■ Your objective ■
Copy every line of the entries that includes the word "true".

-- start Input records --

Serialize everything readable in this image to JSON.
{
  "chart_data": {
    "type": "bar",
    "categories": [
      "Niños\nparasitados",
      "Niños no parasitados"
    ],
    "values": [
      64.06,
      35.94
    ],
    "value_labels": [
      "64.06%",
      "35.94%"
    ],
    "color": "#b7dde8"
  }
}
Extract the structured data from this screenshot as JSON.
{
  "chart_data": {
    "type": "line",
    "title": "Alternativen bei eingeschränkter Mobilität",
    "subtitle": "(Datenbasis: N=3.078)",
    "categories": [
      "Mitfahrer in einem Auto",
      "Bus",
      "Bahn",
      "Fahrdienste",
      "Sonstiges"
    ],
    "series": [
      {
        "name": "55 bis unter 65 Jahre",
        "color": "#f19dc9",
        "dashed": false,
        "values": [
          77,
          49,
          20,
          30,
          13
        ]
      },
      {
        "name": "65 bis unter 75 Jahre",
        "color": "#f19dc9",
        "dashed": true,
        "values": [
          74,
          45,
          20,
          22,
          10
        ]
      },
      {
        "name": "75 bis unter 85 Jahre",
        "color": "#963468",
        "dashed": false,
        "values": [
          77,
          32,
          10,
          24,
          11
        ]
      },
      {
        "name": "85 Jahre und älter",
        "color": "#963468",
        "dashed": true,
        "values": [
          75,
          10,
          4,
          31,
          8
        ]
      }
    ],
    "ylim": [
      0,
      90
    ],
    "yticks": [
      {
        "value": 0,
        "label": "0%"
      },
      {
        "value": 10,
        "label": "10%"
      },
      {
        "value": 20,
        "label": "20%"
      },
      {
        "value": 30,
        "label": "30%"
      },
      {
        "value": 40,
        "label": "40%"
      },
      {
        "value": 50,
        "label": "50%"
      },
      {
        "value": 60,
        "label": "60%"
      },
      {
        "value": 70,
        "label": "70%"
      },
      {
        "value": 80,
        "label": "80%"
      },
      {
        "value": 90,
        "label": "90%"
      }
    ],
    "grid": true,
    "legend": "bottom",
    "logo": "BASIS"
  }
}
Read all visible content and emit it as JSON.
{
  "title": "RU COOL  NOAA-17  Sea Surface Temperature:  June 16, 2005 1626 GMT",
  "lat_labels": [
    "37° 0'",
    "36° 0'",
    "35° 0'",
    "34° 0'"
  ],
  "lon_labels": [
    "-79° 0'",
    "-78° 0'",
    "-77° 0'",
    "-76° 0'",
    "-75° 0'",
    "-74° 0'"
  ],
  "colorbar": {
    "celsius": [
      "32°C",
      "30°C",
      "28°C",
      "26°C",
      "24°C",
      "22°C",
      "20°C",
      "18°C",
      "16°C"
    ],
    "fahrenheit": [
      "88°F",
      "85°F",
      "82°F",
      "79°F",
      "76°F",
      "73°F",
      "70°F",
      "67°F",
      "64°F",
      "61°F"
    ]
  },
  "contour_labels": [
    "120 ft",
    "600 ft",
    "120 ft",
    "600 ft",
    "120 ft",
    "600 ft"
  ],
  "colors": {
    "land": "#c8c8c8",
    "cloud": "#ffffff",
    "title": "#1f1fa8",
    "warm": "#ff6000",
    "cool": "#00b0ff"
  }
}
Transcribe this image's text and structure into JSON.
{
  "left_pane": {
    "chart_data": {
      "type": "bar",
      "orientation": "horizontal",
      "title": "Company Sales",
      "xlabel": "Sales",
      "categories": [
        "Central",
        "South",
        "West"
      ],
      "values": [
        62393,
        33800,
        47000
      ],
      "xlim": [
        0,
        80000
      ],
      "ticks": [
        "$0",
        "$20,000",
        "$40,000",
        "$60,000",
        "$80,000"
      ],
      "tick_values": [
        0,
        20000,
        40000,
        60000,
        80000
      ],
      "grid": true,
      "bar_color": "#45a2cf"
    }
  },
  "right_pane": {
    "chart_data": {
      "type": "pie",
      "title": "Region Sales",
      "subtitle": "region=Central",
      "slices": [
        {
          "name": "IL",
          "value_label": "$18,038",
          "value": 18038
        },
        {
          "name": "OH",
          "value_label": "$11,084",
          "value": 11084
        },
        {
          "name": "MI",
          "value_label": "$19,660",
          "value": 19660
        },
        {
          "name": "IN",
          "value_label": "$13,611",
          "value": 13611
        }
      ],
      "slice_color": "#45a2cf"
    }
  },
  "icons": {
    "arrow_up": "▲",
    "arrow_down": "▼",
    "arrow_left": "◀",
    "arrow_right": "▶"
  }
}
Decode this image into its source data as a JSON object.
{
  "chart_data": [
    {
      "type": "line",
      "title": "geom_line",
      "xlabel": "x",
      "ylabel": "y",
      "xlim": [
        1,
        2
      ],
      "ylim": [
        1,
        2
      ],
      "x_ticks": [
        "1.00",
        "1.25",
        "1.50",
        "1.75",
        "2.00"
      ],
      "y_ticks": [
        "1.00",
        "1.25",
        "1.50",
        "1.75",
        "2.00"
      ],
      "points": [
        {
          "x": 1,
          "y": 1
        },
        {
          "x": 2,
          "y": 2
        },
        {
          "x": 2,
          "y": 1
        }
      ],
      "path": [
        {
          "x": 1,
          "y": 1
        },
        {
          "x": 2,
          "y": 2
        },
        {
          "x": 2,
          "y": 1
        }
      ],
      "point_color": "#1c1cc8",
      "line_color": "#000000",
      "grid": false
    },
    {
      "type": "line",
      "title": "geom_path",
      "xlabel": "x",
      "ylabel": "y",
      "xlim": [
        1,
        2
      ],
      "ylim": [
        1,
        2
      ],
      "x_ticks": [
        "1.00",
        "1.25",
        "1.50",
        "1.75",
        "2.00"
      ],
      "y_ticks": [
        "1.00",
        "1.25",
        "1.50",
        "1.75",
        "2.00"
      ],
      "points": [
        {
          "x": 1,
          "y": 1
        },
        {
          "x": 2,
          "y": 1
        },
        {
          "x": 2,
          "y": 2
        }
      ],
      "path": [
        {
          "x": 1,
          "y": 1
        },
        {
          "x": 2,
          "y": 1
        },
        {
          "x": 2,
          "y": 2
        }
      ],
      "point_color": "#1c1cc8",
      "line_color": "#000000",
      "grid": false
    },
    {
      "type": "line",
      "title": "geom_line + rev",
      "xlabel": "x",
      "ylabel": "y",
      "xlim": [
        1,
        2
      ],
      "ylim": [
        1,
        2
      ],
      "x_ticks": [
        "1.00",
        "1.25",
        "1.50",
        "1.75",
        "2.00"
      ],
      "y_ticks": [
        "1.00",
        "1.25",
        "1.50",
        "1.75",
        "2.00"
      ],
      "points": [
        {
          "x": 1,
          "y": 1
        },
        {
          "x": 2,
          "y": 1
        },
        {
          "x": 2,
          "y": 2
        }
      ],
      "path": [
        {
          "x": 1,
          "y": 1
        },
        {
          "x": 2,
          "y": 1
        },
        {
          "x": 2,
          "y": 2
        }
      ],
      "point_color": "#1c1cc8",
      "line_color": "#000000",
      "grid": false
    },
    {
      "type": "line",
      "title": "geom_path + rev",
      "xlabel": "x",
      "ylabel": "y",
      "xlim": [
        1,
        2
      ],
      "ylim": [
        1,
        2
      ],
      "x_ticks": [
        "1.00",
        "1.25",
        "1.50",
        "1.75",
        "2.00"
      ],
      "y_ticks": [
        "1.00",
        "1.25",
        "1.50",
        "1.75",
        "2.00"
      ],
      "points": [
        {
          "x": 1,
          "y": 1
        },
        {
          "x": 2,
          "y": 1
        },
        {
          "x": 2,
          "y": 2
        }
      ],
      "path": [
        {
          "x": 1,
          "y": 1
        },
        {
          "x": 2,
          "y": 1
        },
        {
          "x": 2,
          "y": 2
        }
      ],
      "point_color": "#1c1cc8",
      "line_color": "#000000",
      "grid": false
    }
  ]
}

-- end Input records --

■ Response ■
        "dashed": true,
        "dashed": true,
    "grid": true,
      "grid": true,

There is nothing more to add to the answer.